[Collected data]
---*---

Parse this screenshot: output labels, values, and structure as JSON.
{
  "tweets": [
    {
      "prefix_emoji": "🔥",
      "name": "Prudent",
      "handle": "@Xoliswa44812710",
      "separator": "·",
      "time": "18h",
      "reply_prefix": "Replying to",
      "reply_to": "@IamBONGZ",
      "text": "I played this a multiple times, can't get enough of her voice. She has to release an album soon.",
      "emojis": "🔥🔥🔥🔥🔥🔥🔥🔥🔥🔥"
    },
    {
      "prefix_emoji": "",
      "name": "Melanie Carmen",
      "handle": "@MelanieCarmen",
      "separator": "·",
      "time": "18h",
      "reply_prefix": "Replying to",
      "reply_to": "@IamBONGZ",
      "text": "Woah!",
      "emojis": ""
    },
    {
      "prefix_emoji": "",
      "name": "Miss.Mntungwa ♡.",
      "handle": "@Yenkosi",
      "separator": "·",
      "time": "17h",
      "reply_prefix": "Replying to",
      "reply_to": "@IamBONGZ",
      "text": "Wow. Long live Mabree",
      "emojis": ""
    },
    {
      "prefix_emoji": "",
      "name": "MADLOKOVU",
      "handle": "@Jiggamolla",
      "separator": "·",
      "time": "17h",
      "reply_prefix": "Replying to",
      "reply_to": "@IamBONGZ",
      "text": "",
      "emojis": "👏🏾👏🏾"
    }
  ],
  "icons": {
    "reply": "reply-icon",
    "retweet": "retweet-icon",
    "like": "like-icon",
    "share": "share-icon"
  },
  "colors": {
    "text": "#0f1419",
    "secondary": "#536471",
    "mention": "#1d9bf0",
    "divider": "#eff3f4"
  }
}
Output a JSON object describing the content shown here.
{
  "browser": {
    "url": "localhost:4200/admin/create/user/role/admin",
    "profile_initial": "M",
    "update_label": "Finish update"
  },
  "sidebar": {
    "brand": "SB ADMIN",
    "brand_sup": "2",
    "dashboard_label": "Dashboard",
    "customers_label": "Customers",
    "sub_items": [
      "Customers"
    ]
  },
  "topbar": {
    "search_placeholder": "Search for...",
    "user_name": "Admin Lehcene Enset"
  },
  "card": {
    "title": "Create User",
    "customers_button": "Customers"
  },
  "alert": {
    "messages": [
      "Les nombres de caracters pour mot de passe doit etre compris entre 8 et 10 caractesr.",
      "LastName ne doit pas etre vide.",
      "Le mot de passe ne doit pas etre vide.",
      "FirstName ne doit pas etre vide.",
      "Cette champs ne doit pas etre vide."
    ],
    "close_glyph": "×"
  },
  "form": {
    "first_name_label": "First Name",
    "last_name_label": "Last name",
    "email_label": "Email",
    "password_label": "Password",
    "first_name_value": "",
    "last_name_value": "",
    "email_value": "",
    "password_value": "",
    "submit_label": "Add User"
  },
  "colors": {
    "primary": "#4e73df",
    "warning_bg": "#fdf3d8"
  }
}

---*---

## Task
Extract the full listing and reproduce each line exactly.

## Exercise result
Parse this screenshot: output labels, values, and structure as JSON.
{
  "tweets": [
    {
      "prefix_emoji": "🔥",
      "name": "Prudent",
      "handle": "@Xoliswa44812710",
      "separator": "·",
      "time": "18h",
      "reply_prefix": "Replying to",
      "reply_to": "@IamBONGZ",
      "text": "I played this a multiple times, can't get enough of her voice. She has to release an album soon.",
      "emojis": "🔥🔥🔥🔥🔥🔥🔥🔥🔥🔥"
    },
    {
      "prefix_emoji": "",
      "name": "Melanie Carmen",
      "handle": "@MelanieCarmen",
      "separator": "·",
      "time": "18h",
      "reply_prefix": "Replying to",
      "reply_to": "@IamBONGZ",
      "text": "Woah!",
      "emojis": ""
    },
    {
      "prefix_emoji": "",
      "name": "Miss.Mntungwa ♡.",
      "handle": "@Yenkosi",
      "separator": "·",
      "time": "17h",
      "reply_prefix": "Replying to",
      "reply_to": "@IamBONGZ",
      "text": "Wow. Long live Mabree",
      "emojis": ""
    },
    {
      "prefix_emoji": "",
      "name": "MADLOKOVU",
      "handle": "@Jiggamolla",
      "separator": "·",
      "time": "17h",
      "reply_prefix": "Replying to",
      "reply_to": "@IamBONGZ",
      "text": "",
      "emojis": "👏🏾👏🏾"
    }
  ],
  "icons": {
    "reply": "reply-icon",
    "retweet": "retweet-icon",
    "like": "like-icon",
    "share": "share-icon"
  },
  "colors": {
    "text": "#0f1419",
    "secondary": "#536471",
    "mention": "#1d9bf0",
    "divider": "#eff3f4"
  }
}
Output a JSON object describing the content shown here.
{
  "browser": {
    "url": "localhost:4200/admin/create/user/role/admin",
    "profile_initial": "M",
    "update_label": "Finish update"
  },
  "sidebar": {
    "brand": "SB ADMIN",
    "brand_sup": "2",
    "dashboard_label": "Dashboard",
    "customers_label": "Customers",
    "sub_items": [
      "Customers"
    ]
  },
  "topbar": {
    "search_placeholder": "Search for...",
    "user_name": "Admin Lehcene Enset"
  },
  "card": {
    "title": "Create User",
    "customers_button": "Customers"
  },
  "alert": {
    "messages": [
      "Les nombres de caracters pour mot de passe doit etre compris entre 8 et 10 caractesr.",
      "LastName ne doit pas etre vide.",
      "Le mot de passe ne doit pas etre vide.",
      "FirstName ne doit pas etre vide.",
      "Cette champs ne doit pas etre vide."
    ],
    "close_glyph": "×"
  },
  "form": {
    "first_name_label": "First Name",
    "last_name_label": "Last name",
    "email_label": "Email",
    "password_label": "Password",
    "first_name_value": "",
    "last_name_value": "",
    "email_value": "",
    "password_value": "",
    "submit_label": "Add User"
  },
  "colors": {
    "primary": "#4e73df",
    "warning_bg": "#fdf3d8"
  }
}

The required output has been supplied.